___ RECORDS SUPPLIED ___

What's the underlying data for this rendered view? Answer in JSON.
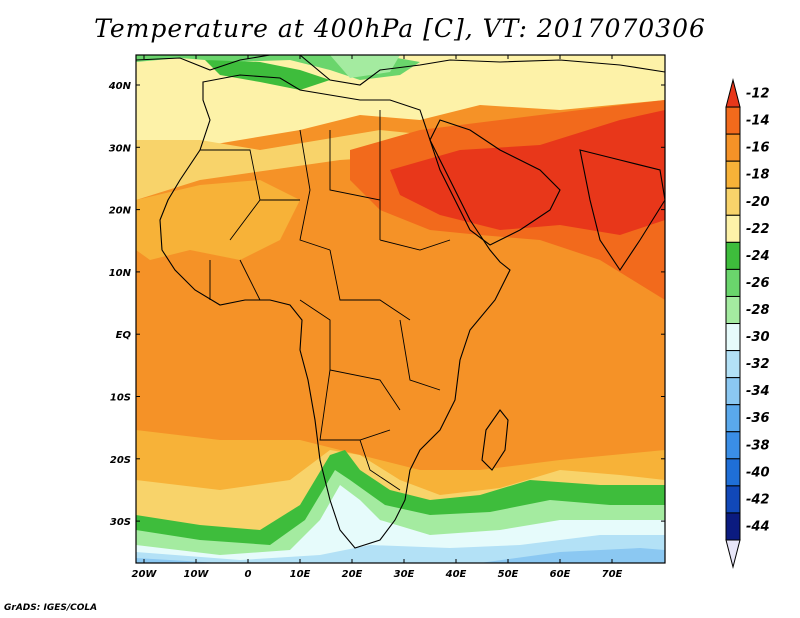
{
  "title": "Temperature at 400hPa [C], VT: 2017070306",
  "credit": "GrADS: IGES/COLA",
  "map": {
    "lat_labels": [
      "40N",
      "30N",
      "20N",
      "10N",
      "EQ",
      "10S",
      "20S",
      "30S"
    ],
    "lon_labels": [
      "20W",
      "10W",
      "0",
      "10E",
      "20E",
      "30E",
      "40E",
      "50E",
      "60E",
      "70E"
    ]
  },
  "colorbar": {
    "labels": [
      "-12",
      "-14",
      "-16",
      "-18",
      "-20",
      "-22",
      "-24",
      "-26",
      "-28",
      "-30",
      "-32",
      "-34",
      "-36",
      "-38",
      "-40",
      "-42",
      "-44"
    ],
    "colors": [
      "#e8371a",
      "#f26a1c",
      "#f59227",
      "#f7b238",
      "#f8d36a",
      "#fdf2a8",
      "#3ebd3c",
      "#6ad56c",
      "#a4eba0",
      "#e6fbfb",
      "#b3e1f6",
      "#8bc8f2",
      "#5aa9ec",
      "#3a8ee6",
      "#1f6fd7",
      "#1148b8",
      "#0b1b80"
    ]
  }
}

___

• TASK DIRECTIONS
All entries must be written out again exactly as given, with no pictures in the copy.

• THE ANSWER
What's the underlying data for this rendered view? Answer in JSON.
{
  "title": "Temperature at 400hPa [C], VT: 2017070306",
  "credit": "GrADS: IGES/COLA",
  "map": {
    "lat_labels": [
      "40N",
      "30N",
      "20N",
      "10N",
      "EQ",
      "10S",
      "20S",
      "30S"
    ],
    "lon_labels": [
      "20W",
      "10W",
      "0",
      "10E",
      "20E",
      "30E",
      "40E",
      "50E",
      "60E",
      "70E"
    ]
  },
  "colorbar": {
    "labels": [
      "-12",
      "-14",
      "-16",
      "-18",
      "-20",
      "-22",
      "-24",
      "-26",
      "-28",
      "-30",
      "-32",
      "-34",
      "-36",
      "-38",
      "-40",
      "-42",
      "-44"
    ],
    "colors": [
      "#e8371a",
      "#f26a1c",
      "#f59227",
      "#f7b238",
      "#f8d36a",
      "#fdf2a8",
      "#3ebd3c",
      "#6ad56c",
      "#a4eba0",
      "#e6fbfb",
      "#b3e1f6",
      "#8bc8f2",
      "#5aa9ec",
      "#3a8ee6",
      "#1f6fd7",
      "#1148b8",
      "#0b1b80"
    ]
  }
}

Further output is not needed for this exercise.